** Aim **
Rewrite each of the rows below, substituting "perforated disk" for every occurrence of "perforated plate" and changing nothing else. Omit the pictures from your output.

** Dataset rows **
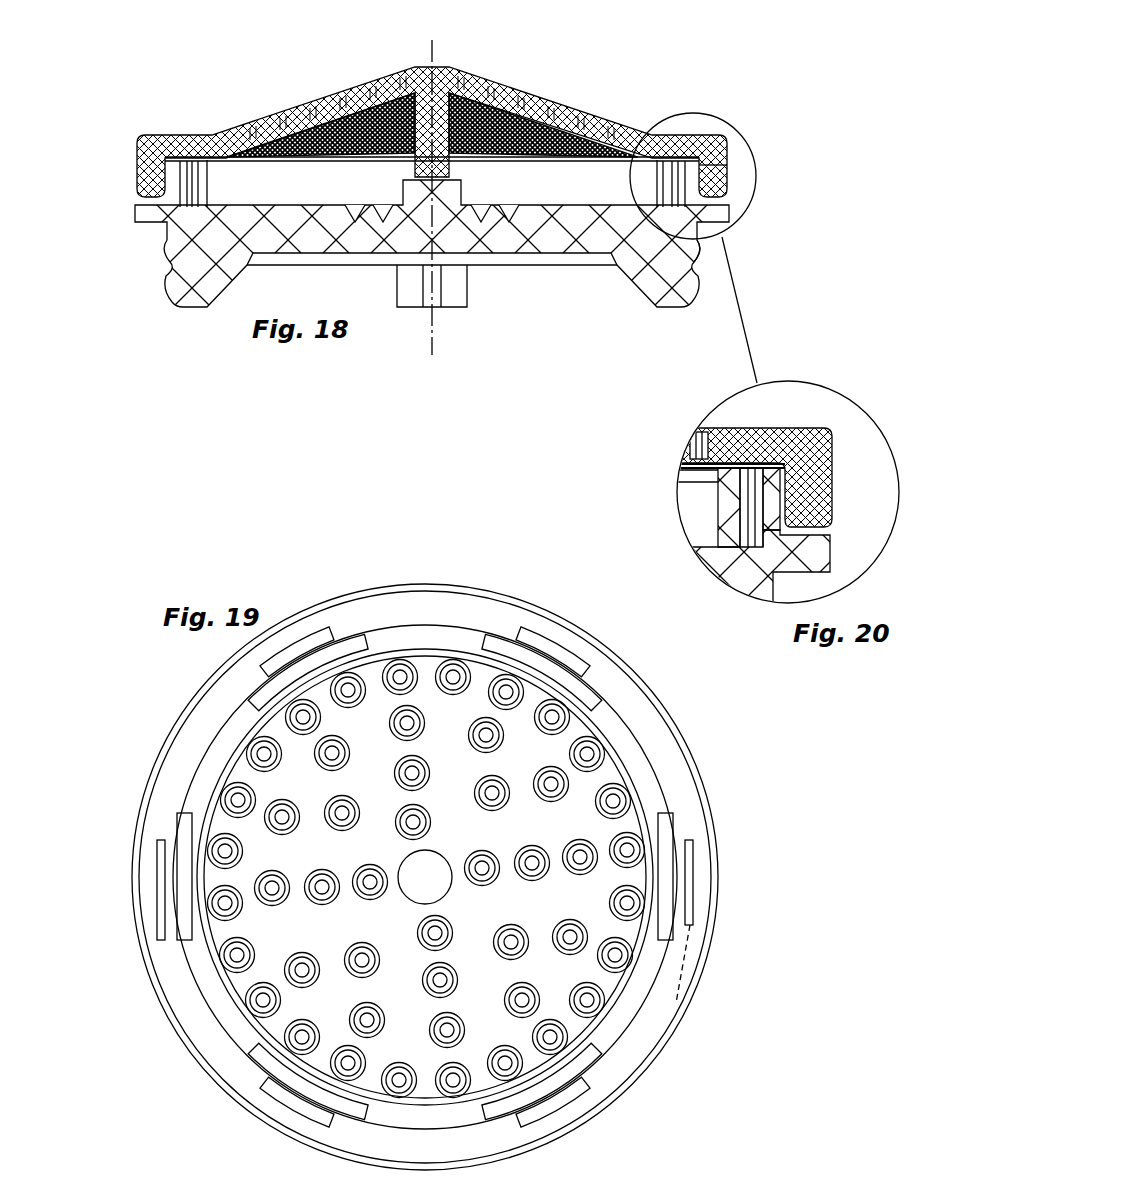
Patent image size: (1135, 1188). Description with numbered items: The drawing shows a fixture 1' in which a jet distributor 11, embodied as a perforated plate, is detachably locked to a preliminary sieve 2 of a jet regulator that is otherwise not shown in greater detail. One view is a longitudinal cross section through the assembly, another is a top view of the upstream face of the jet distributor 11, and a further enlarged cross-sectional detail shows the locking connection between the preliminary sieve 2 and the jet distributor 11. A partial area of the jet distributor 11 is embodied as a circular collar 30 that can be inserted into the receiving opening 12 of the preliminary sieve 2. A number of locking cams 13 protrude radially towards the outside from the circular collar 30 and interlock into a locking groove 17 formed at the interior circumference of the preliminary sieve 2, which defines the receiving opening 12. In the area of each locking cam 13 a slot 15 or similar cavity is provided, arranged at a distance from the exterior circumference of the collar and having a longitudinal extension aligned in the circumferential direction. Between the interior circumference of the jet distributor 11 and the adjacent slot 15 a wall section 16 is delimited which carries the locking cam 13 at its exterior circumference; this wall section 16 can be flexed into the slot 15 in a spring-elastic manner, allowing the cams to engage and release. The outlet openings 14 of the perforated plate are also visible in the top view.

In FIG. 18, the fixture 1' is at (478, 203).
In FIG. 18, the preliminary sieve 2 is at (548, 104).
In FIG. 20, the preliminary sieve 2 is at (806, 425).
In FIG. 18, the jet distributor 11 is at (577, 230).
In FIG. 19, the jet distributor 11 is at (459, 708).
In FIG. 18, the receiving opening 12 is at (242, 192).
In FIG. 19, the locking cam 13 is at (574, 640).
In FIG. 19, the outlet nozzles 14 is at (615, 957).
In FIG. 18, the slot 15 is at (698, 232).
In FIG. 20, the slot 15 is at (742, 538).
In FIG. 19, the slot 15 is at (598, 705).
In FIG. 19, the wall section 16 is at (516, 640).
In FIG. 20, the locking groove 17 is at (783, 490).
In FIG. 18, the circular collar 30 is at (746, 170).
In FIG. 20, the circular collar 30 is at (795, 473).
In FIG. 19, the circular collar 30 is at (643, 762).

** The result **
Patent image size: (1135, 1188). Description with numbered items: The drawing shows a fixture 1' in which a jet distributor 11, embodied as a perforated disk, is detachably locked to a preliminary sieve 2 of a jet regulator that is otherwise not shown in greater detail. One view is a longitudinal cross section through the assembly, another is a top view of the upstream face of the jet distributor 11, and a further enlarged cross-sectional detail shows the locking connection between the preliminary sieve 2 and the jet distributor 11. A partial area of the jet distributor 11 is embodied as a circular collar 30 that can be inserted into the receiving opening 12 of the preliminary sieve 2. A number of locking cams 13 protrude radially towards the outside from the circular collar 30 and interlock into a locking groove 17 formed at the interior circumference of the preliminary sieve 2, which defines the receiving opening 12. In the area of each locking cam 13 a slot 15 or similar cavity is provided, arranged at a distance from the exterior circumference of the collar and having a longitudinal extension aligned in the circumferential direction. Between the interior circumference of the jet distributor 11 and the adjacent slot 15 a wall section 16 is delimited which carries the locking cam 13 at its exterior circumference; this wall section 16 can be flexed into the slot 15 in a spring-elastic manner, allowing the cams to engage and release. The outlet openings 14 of the perforated disk are also visible in the top view.

In FIG. 18, the fixture 1' is at (478, 203).
In FIG. 18, the preliminary sieve 2 is at (548, 104).
In FIG. 20, the preliminary sieve 2 is at (806, 425).
In FIG. 18, the jet distributor 11 is at (577, 230).
In FIG. 19, the jet distributor 11 is at (459, 708).
In FIG. 18, the receiving opening 12 is at (242, 192).
In FIG. 19, the locking cam 13 is at (574, 640).
In FIG. 19, the outlet nozzles 14 is at (615, 957).
In FIG. 18, the slot 15 is at (698, 232).
In FIG. 20, the slot 15 is at (742, 538).
In FIG. 19, the slot 15 is at (598, 705).
In FIG. 19, the wall section 16 is at (516, 640).
In FIG. 20, the locking groove 17 is at (783, 490).
In FIG. 18, the circular collar 30 is at (746, 170).
In FIG. 20, the circular collar 30 is at (795, 473).
In FIG. 19, the circular collar 30 is at (643, 762).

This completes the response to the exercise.